-- START Dataset excerpts --

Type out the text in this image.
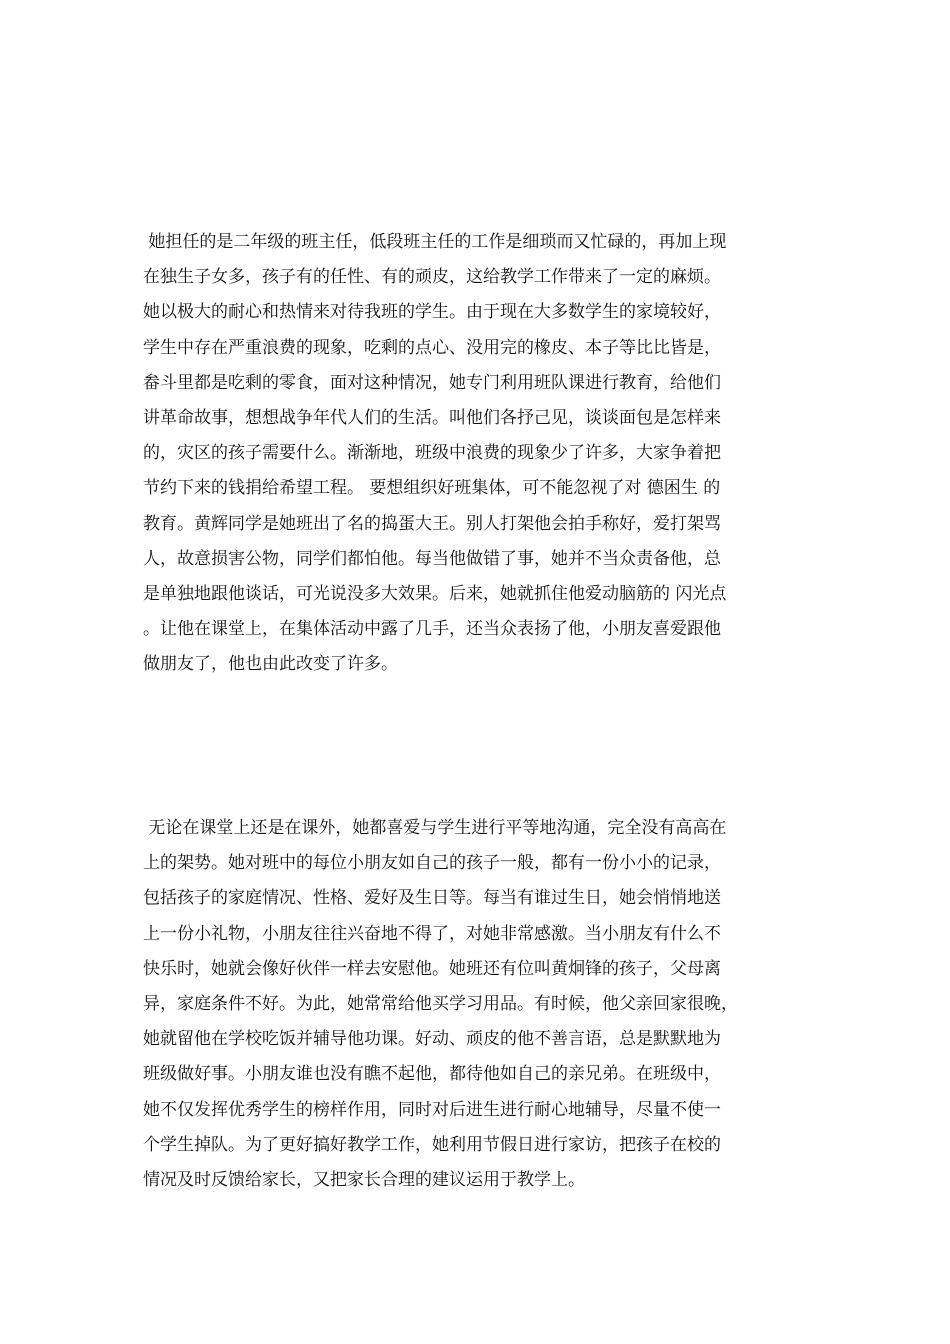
她担任的是二年级的班主任，低段班主任的工作是细琐而又忙碌的，再加上现
在独生子女多，孩子有的任性、有的顽皮，这给教学工作带来了一定的麻烦。
她以极大的耐心和热情来对待我班的学生。由于现在大多数学生的家境较好，
学生中存在严重浪费的现象，吃剩的点心、没用完的橡皮、本子等比比皆是，
畚斗里都是吃剩的零食，面对这种情况，她专门利用班队课进行教育，给他们
讲革命故事，想想战争年代人们的生活。叫他们各抒己见，谈谈面包是怎样来
的，灾区的孩子需要什么。渐渐地，班级中浪费的现象少了许多，大家争着把
节约下来的钱捐给希望工程。 要想组织好班集体，可不能忽视了对 德困生 的
教育。黄辉同学是她班出了名的捣蛋大王。别人打架他会拍手称好，爱打架骂
人，故意损害公物，同学们都怕他。每当他做错了事，她并不当众责备他，总
是单独地跟他谈话，可光说没多大效果。后来，她就抓住他爱动脑筋的 闪光点
。让他在课堂上，在集体活动中露了几手，还当众表扬了他，小朋友喜爱跟他
做朋友了，他也由此改变了许多。
无论在课堂上还是在课外，她都喜爱与学生进行平等地沟通，完全没有高高在
上的架势。她对班中的每位小朋友如自己的孩子一般，都有一份小小的记录，
包括孩子的家庭情况、性格、爱好及生日等。每当有谁过生日，她会悄悄地送
上一份小礼物，小朋友往往兴奋地不得了，对她非常感激。当小朋友有什么不
快乐时，她就会像好伙伴一样去安慰他。她班还有位叫黄炯锋的孩子，父母离
异，家庭条件不好。为此，她常常给他买学习用品。有时候，他父亲回家很晚，
她就留他在学校吃饭并辅导他功课。好动、顽皮的他不善言语，总是默默地为
班级做好事。小朋友谁也没有瞧不起他，都待他如自己的亲兄弟。在班级中，
她不仅发挥优秀学生的榜样作用，同时对后进生进行耐心地辅导，尽量不使一
个学生掉队。为了更好搞好教学工作，她利用节假日进行家访，把孩子在校的
情况及时反馈给家长，又把家长合理的建议运用于教学上。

-- END Dataset excerpts --

Set down all the entries exactly as they appear, but skip any pictures.

Type out the text in this image.
她担任的是二年级的班主任，低段班主任的工作是细琐而又忙碌的，再加上现
在独生子女多，孩子有的任性、有的顽皮，这给教学工作带来了一定的麻烦。
她以极大的耐心和热情来对待我班的学生。由于现在大多数学生的家境较好，
学生中存在严重浪费的现象，吃剩的点心、没用完的橡皮、本子等比比皆是，
畚斗里都是吃剩的零食，面对这种情况，她专门利用班队课进行教育，给他们
讲革命故事，想想战争年代人们的生活。叫他们各抒己见，谈谈面包是怎样来
的，灾区的孩子需要什么。渐渐地，班级中浪费的现象少了许多，大家争着把
节约下来的钱捐给希望工程。 要想组织好班集体，可不能忽视了对 德困生 的
教育。黄辉同学是她班出了名的捣蛋大王。别人打架他会拍手称好，爱打架骂
人，故意损害公物，同学们都怕他。每当他做错了事，她并不当众责备他，总
是单独地跟他谈话，可光说没多大效果。后来，她就抓住他爱动脑筋的 闪光点
。让他在课堂上，在集体活动中露了几手，还当众表扬了他，小朋友喜爱跟他
做朋友了，他也由此改变了许多。
无论在课堂上还是在课外，她都喜爱与学生进行平等地沟通，完全没有高高在
上的架势。她对班中的每位小朋友如自己的孩子一般，都有一份小小的记录，
包括孩子的家庭情况、性格、爱好及生日等。每当有谁过生日，她会悄悄地送
上一份小礼物，小朋友往往兴奋地不得了，对她非常感激。当小朋友有什么不
快乐时，她就会像好伙伴一样去安慰他。她班还有位叫黄炯锋的孩子，父母离
异，家庭条件不好。为此，她常常给他买学习用品。有时候，他父亲回家很晚，
她就留他在学校吃饭并辅导他功课。好动、顽皮的他不善言语，总是默默地为
班级做好事。小朋友谁也没有瞧不起他，都待他如自己的亲兄弟。在班级中，
她不仅发挥优秀学生的榜样作用，同时对后进生进行耐心地辅导，尽量不使一
个学生掉队。为了更好搞好教学工作，她利用节假日进行家访，把孩子在校的
情况及时反馈给家长，又把家长合理的建议运用于教学上。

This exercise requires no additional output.